---- RECORDS FOR PROCESSING

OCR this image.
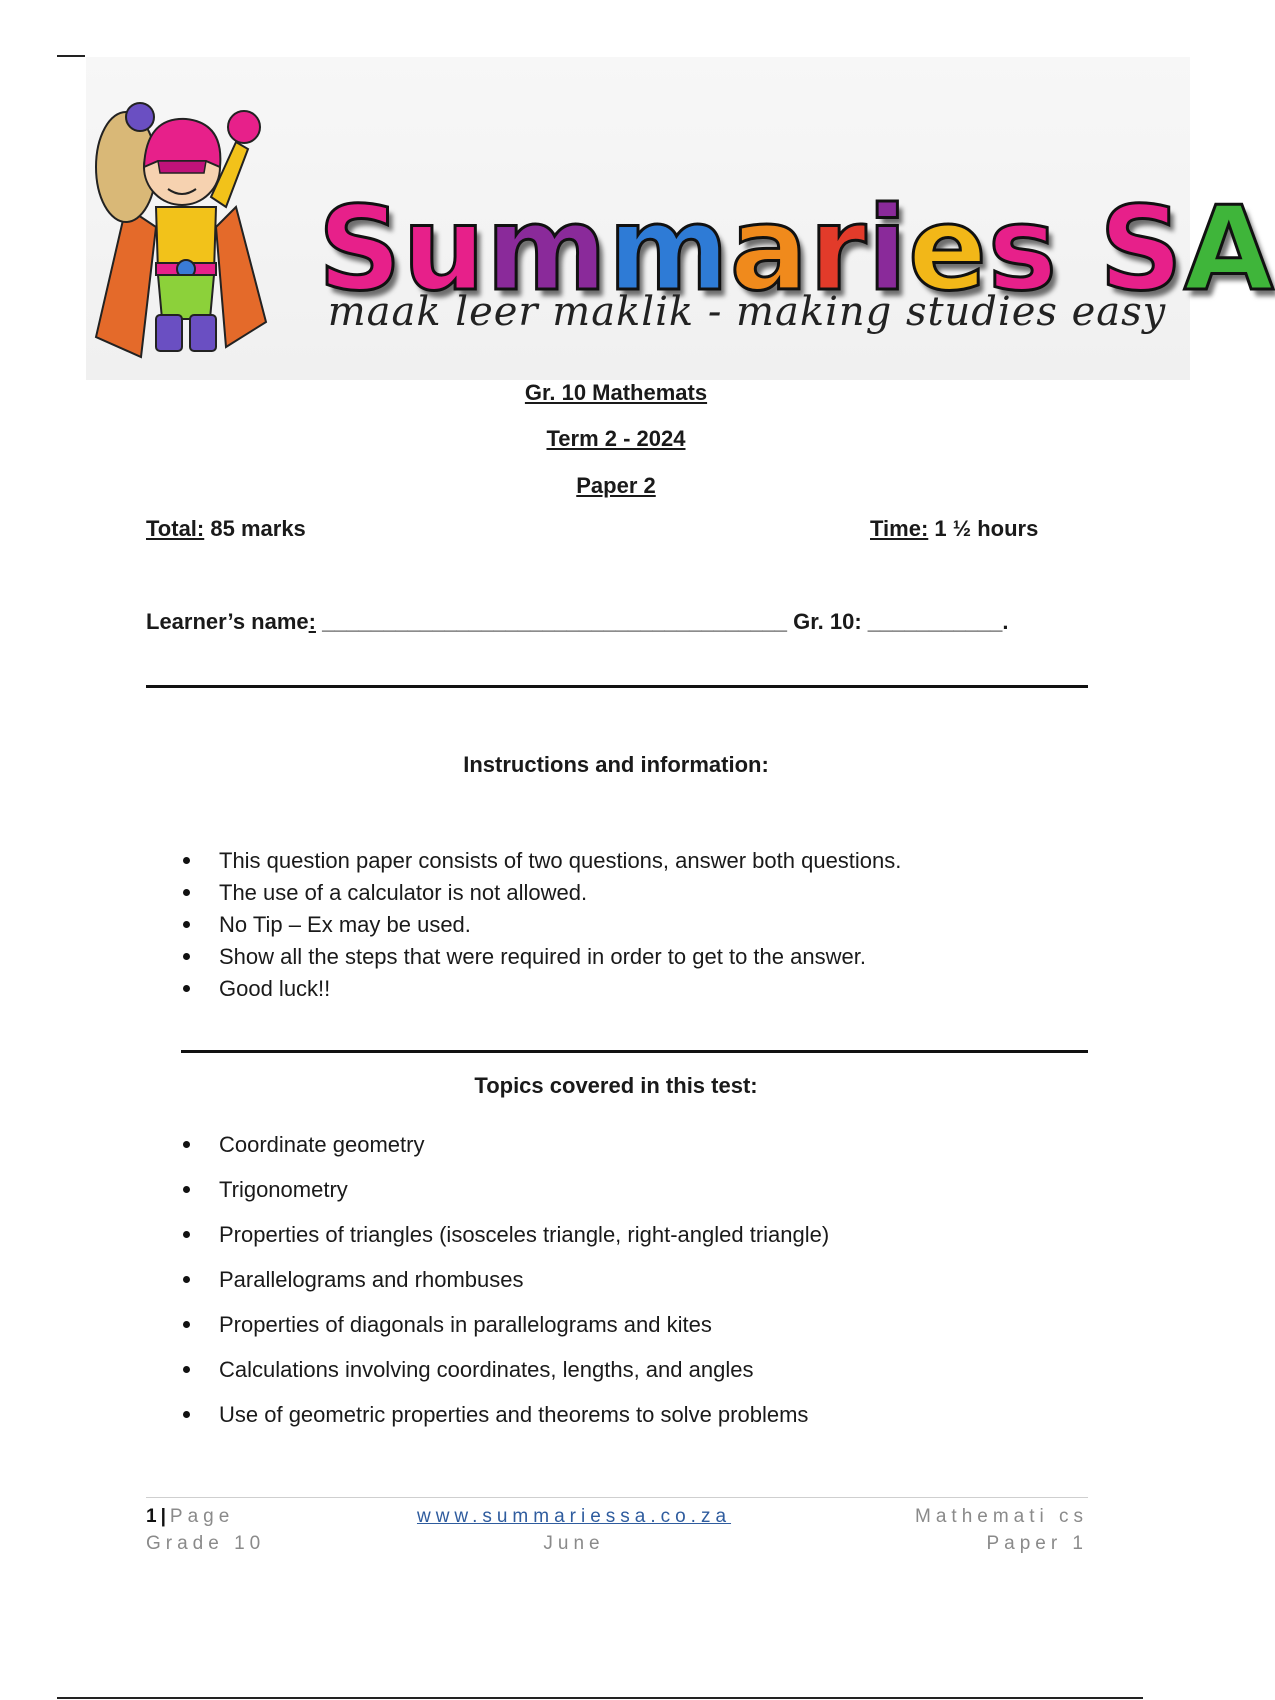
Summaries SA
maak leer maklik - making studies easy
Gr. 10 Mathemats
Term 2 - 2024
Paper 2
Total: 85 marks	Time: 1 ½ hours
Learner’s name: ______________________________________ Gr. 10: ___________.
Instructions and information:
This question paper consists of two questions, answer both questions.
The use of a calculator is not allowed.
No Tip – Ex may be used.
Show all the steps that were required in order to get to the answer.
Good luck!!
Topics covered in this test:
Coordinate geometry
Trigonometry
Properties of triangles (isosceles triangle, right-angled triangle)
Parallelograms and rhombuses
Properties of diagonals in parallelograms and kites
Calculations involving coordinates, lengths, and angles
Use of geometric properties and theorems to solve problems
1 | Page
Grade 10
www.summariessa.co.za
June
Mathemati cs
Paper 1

--------

• EXERCISE DETAILS
Omit the pictures and restate the rest of the records verbatim.

• TASK RESPONSE
OCR this image.
Summaries SA
maak leer maklik - making studies easy
Gr. 10 Mathemats
Term 2 - 2024
Paper 2
Total: 85 marks	Time: 1 ½ hours
Learner’s name: ______________________________________ Gr. 10: ___________.
Instructions and information:
This question paper consists of two questions, answer both questions.
The use of a calculator is not allowed.
No Tip – Ex may be used.
Show all the steps that were required in order to get to the answer.
Good luck!!
Topics covered in this test:
Coordinate geometry
Trigonometry
Properties of triangles (isosceles triangle, right-angled triangle)
Parallelograms and rhombuses
Properties of diagonals in parallelograms and kites
Calculations involving coordinates, lengths, and angles
Use of geometric properties and theorems to solve problems
1 | Page
Grade 10
www.summariessa.co.za
June
Mathemati cs
Paper 1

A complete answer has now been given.